> **What the task requires**: Copy all lines in which the word "title" can be found.

> **Data entries**:
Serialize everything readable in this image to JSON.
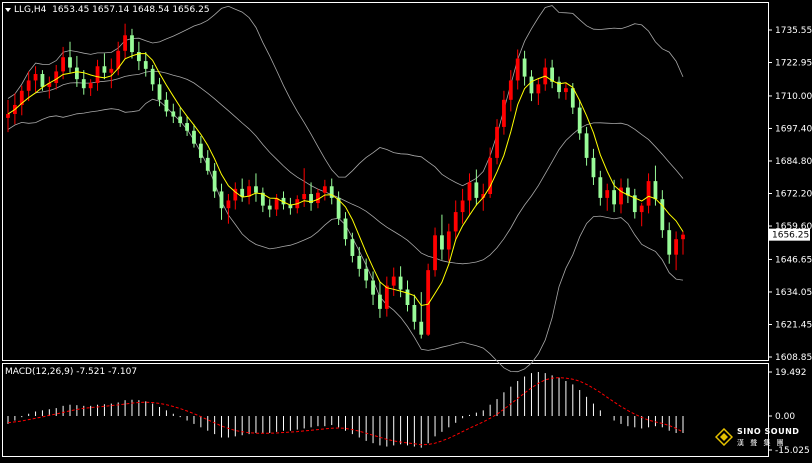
{
  "header": {
    "symbol": "LLG,H4",
    "ohlc": "1653.45 1657.14 1648.54 1656.25"
  },
  "macd_header": {
    "label": "MACD(12,26,9) -7.521 -7.107"
  },
  "price_axis": {
    "ticks": [
      "1735.55",
      "1722.95",
      "1710.00",
      "1697.40",
      "1684.80",
      "1672.20",
      "1659.60",
      "1646.65",
      "1634.05",
      "1621.45",
      "1608.85"
    ],
    "current_price": "1656.25"
  },
  "macd_axis": {
    "ticks": [
      "19.492",
      "0.00",
      "-15.025"
    ]
  },
  "logo": {
    "brand": "SINO SOUND",
    "chinese": "漢 聲 集 團"
  },
  "colors": {
    "background": "#000000",
    "bull_candle": "#ff0000",
    "bear_candle": "#98fb98",
    "ma_line": "#ffff00",
    "bands": "#a8a8a8",
    "macd_hist": "#ffffff",
    "macd_signal": "#ff0000",
    "axis_border": "#ffffff"
  },
  "chart_data": [
    {
      "type": "candlestick",
      "title": "LLG,H4",
      "indicators": [
        "Bollinger Bands",
        "Moving Average"
      ],
      "ylim": [
        1608.85,
        1741.0
      ],
      "ohlc": [
        [
          1701.5,
          1708.5,
          1696.0,
          1703.0
        ],
        [
          1703.0,
          1711.0,
          1699.0,
          1706.5
        ],
        [
          1706.5,
          1714.0,
          1702.5,
          1712.0
        ],
        [
          1712.0,
          1719.5,
          1708.0,
          1716.0
        ],
        [
          1716.0,
          1721.5,
          1711.5,
          1718.5
        ],
        [
          1718.5,
          1720.0,
          1712.0,
          1713.5
        ],
        [
          1713.5,
          1717.5,
          1709.0,
          1715.0
        ],
        [
          1715.0,
          1722.0,
          1712.5,
          1719.5
        ],
        [
          1719.5,
          1729.0,
          1716.5,
          1725.0
        ],
        [
          1725.0,
          1731.0,
          1719.0,
          1721.0
        ],
        [
          1721.0,
          1725.5,
          1713.5,
          1716.5
        ],
        [
          1716.5,
          1720.0,
          1710.5,
          1713.0
        ],
        [
          1713.0,
          1716.5,
          1710.0,
          1715.0
        ],
        [
          1715.0,
          1724.0,
          1712.0,
          1721.5
        ],
        [
          1721.5,
          1726.5,
          1716.5,
          1719.0
        ],
        [
          1719.0,
          1724.5,
          1713.0,
          1720.5
        ],
        [
          1720.5,
          1731.0,
          1718.0,
          1727.5
        ],
        [
          1727.5,
          1738.0,
          1724.5,
          1733.5
        ],
        [
          1733.5,
          1736.0,
          1724.5,
          1727.0
        ],
        [
          1727.0,
          1731.0,
          1720.0,
          1723.5
        ],
        [
          1723.5,
          1727.0,
          1717.5,
          1720.5
        ],
        [
          1720.5,
          1722.0,
          1712.0,
          1714.5
        ],
        [
          1714.5,
          1717.0,
          1706.0,
          1708.5
        ],
        [
          1708.5,
          1711.5,
          1702.0,
          1704.0
        ],
        [
          1704.0,
          1707.0,
          1699.5,
          1702.0
        ],
        [
          1702.0,
          1705.5,
          1698.0,
          1699.5
        ],
        [
          1699.5,
          1702.0,
          1694.5,
          1696.5
        ],
        [
          1696.5,
          1699.0,
          1690.0,
          1691.5
        ],
        [
          1691.5,
          1694.5,
          1684.0,
          1686.0
        ],
        [
          1686.0,
          1689.0,
          1679.5,
          1681.0
        ],
        [
          1681.0,
          1684.0,
          1670.5,
          1673.0
        ],
        [
          1673.0,
          1676.0,
          1662.0,
          1666.5
        ],
        [
          1666.5,
          1672.0,
          1660.5,
          1669.5
        ],
        [
          1669.5,
          1676.5,
          1666.0,
          1674.0
        ],
        [
          1674.0,
          1678.0,
          1669.0,
          1671.0
        ],
        [
          1671.0,
          1677.5,
          1668.0,
          1675.0
        ],
        [
          1675.0,
          1680.0,
          1669.0,
          1672.5
        ],
        [
          1672.5,
          1674.5,
          1665.0,
          1667.5
        ],
        [
          1667.5,
          1670.0,
          1663.0,
          1666.0
        ],
        [
          1666.0,
          1672.0,
          1663.5,
          1670.5
        ],
        [
          1670.5,
          1673.0,
          1666.0,
          1668.0
        ],
        [
          1668.0,
          1670.5,
          1664.0,
          1666.5
        ],
        [
          1666.5,
          1671.5,
          1664.5,
          1670.0
        ],
        [
          1670.0,
          1682.0,
          1667.0,
          1672.0
        ],
        [
          1672.0,
          1676.5,
          1665.5,
          1668.5
        ],
        [
          1668.5,
          1674.0,
          1666.5,
          1672.5
        ],
        [
          1672.5,
          1677.5,
          1669.5,
          1675.0
        ],
        [
          1675.0,
          1678.0,
          1668.0,
          1670.5
        ],
        [
          1670.5,
          1673.0,
          1660.0,
          1662.5
        ],
        [
          1662.5,
          1665.0,
          1652.0,
          1654.5
        ],
        [
          1654.5,
          1657.0,
          1645.5,
          1648.0
        ],
        [
          1648.0,
          1651.5,
          1640.0,
          1643.0
        ],
        [
          1643.0,
          1647.0,
          1635.5,
          1638.5
        ],
        [
          1638.5,
          1642.0,
          1629.0,
          1633.0
        ],
        [
          1633.0,
          1638.0,
          1624.0,
          1627.5
        ],
        [
          1627.5,
          1640.0,
          1624.5,
          1636.5
        ],
        [
          1636.5,
          1643.5,
          1632.5,
          1640.0
        ],
        [
          1640.0,
          1644.0,
          1632.0,
          1635.0
        ],
        [
          1635.0,
          1638.5,
          1626.5,
          1629.0
        ],
        [
          1629.0,
          1633.0,
          1619.5,
          1622.5
        ],
        [
          1622.5,
          1634.0,
          1616.0,
          1617.5
        ],
        [
          1617.5,
          1645.0,
          1617.0,
          1642.5
        ],
        [
          1642.5,
          1659.0,
          1640.0,
          1656.0
        ],
        [
          1656.0,
          1664.0,
          1646.5,
          1650.5
        ],
        [
          1650.5,
          1660.5,
          1646.0,
          1657.5
        ],
        [
          1657.5,
          1669.5,
          1654.0,
          1665.0
        ],
        [
          1665.0,
          1674.0,
          1660.5,
          1669.5
        ],
        [
          1669.5,
          1680.0,
          1664.0,
          1676.5
        ],
        [
          1676.5,
          1681.5,
          1667.5,
          1670.5
        ],
        [
          1670.5,
          1676.0,
          1665.5,
          1672.0
        ],
        [
          1672.0,
          1690.0,
          1670.5,
          1686.0
        ],
        [
          1686.0,
          1701.0,
          1683.5,
          1698.0
        ],
        [
          1698.0,
          1712.0,
          1695.0,
          1708.5
        ],
        [
          1708.5,
          1720.0,
          1704.0,
          1716.0
        ],
        [
          1716.0,
          1728.0,
          1712.5,
          1724.5
        ],
        [
          1724.5,
          1727.5,
          1714.0,
          1717.5
        ],
        [
          1717.5,
          1720.0,
          1708.0,
          1711.0
        ],
        [
          1711.0,
          1717.0,
          1706.5,
          1714.5
        ],
        [
          1714.5,
          1724.5,
          1712.0,
          1721.0
        ],
        [
          1721.0,
          1724.0,
          1713.0,
          1715.5
        ],
        [
          1715.5,
          1717.5,
          1709.0,
          1711.5
        ],
        [
          1711.5,
          1715.0,
          1708.5,
          1713.0
        ],
        [
          1713.0,
          1715.0,
          1703.0,
          1705.5
        ],
        [
          1705.5,
          1708.5,
          1693.0,
          1695.5
        ],
        [
          1695.5,
          1698.0,
          1683.0,
          1686.0
        ],
        [
          1686.0,
          1689.5,
          1675.5,
          1678.5
        ],
        [
          1678.5,
          1681.0,
          1667.5,
          1670.5
        ],
        [
          1670.5,
          1676.0,
          1665.5,
          1673.5
        ],
        [
          1673.5,
          1677.5,
          1665.0,
          1668.0
        ],
        [
          1668.0,
          1678.0,
          1664.5,
          1674.5
        ],
        [
          1674.5,
          1678.0,
          1668.5,
          1671.5
        ],
        [
          1671.5,
          1674.0,
          1662.5,
          1665.0
        ],
        [
          1665.0,
          1668.5,
          1659.5,
          1667.5
        ],
        [
          1667.5,
          1680.0,
          1664.5,
          1677.0
        ],
        [
          1677.0,
          1683.0,
          1667.5,
          1670.0
        ],
        [
          1670.0,
          1673.5,
          1655.0,
          1658.0
        ],
        [
          1658.0,
          1661.0,
          1645.0,
          1648.5
        ],
        [
          1648.5,
          1657.5,
          1642.5,
          1654.5
        ],
        [
          1654.5,
          1657.5,
          1648.5,
          1656.25
        ]
      ]
    },
    {
      "type": "bar",
      "title": "MACD(12,26,9) -7.521 -7.107",
      "ylim": [
        -15.025,
        19.492
      ],
      "histogram": [
        -3.5,
        -2.0,
        -0.5,
        1.0,
        2.0,
        2.5,
        3.0,
        3.5,
        4.5,
        5.0,
        4.8,
        4.5,
        4.5,
        5.0,
        5.2,
        5.5,
        6.0,
        7.0,
        7.2,
        7.0,
        6.5,
        5.5,
        4.0,
        2.5,
        1.0,
        -0.5,
        -2.0,
        -3.5,
        -5.0,
        -6.5,
        -8.0,
        -9.5,
        -9.5,
        -9.0,
        -8.5,
        -8.0,
        -7.5,
        -7.5,
        -7.5,
        -7.0,
        -6.5,
        -6.5,
        -6.0,
        -5.5,
        -5.0,
        -4.5,
        -4.5,
        -4.0,
        -5.0,
        -6.5,
        -8.0,
        -9.5,
        -11.0,
        -12.0,
        -13.0,
        -13.5,
        -13.0,
        -12.5,
        -13.0,
        -13.5,
        -14.0,
        -12.0,
        -9.0,
        -7.0,
        -5.0,
        -3.0,
        -1.0,
        0.5,
        1.5,
        2.5,
        5.0,
        7.5,
        10.5,
        13.0,
        15.5,
        17.5,
        19.0,
        19.5,
        19.0,
        18.0,
        17.0,
        15.5,
        14.0,
        11.5,
        8.5,
        5.5,
        2.5,
        0.0,
        -2.0,
        -3.5,
        -4.5,
        -5.0,
        -5.5,
        -5.0,
        -4.5,
        -5.0,
        -6.5,
        -7.5,
        -7.521
      ],
      "signal_line": [
        -3.0,
        -2.6,
        -2.2,
        -1.6,
        -1.0,
        -0.4,
        0.3,
        0.9,
        1.6,
        2.3,
        2.9,
        3.4,
        3.7,
        4.0,
        4.3,
        4.6,
        4.9,
        5.3,
        5.7,
        6.0,
        6.1,
        6.0,
        5.6,
        5.0,
        4.2,
        3.3,
        2.2,
        1.0,
        -0.3,
        -1.7,
        -3.0,
        -4.4,
        -5.5,
        -6.4,
        -7.0,
        -7.4,
        -7.6,
        -7.6,
        -7.6,
        -7.5,
        -7.3,
        -7.1,
        -6.9,
        -6.6,
        -6.3,
        -6.0,
        -5.7,
        -5.4,
        -5.3,
        -5.5,
        -6.0,
        -6.7,
        -7.6,
        -8.5,
        -9.4,
        -10.3,
        -11.0,
        -11.5,
        -11.9,
        -12.3,
        -12.7,
        -12.6,
        -12.0,
        -11.0,
        -9.8,
        -8.4,
        -6.9,
        -5.4,
        -4.0,
        -2.6,
        -1.0,
        0.8,
        3.0,
        5.3,
        7.8,
        10.2,
        12.5,
        14.5,
        16.0,
        16.8,
        17.0,
        16.8,
        16.3,
        15.4,
        14.0,
        12.3,
        10.4,
        8.3,
        6.2,
        4.2,
        2.4,
        0.8,
        -0.6,
        -1.8,
        -2.6,
        -3.3,
        -4.2,
        -5.5,
        -7.107
      ]
    }
  ]
}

> **Task answer**:
      "title": "LLG,H4",
      "title": "MACD(12,26,9) -7.521 -7.107",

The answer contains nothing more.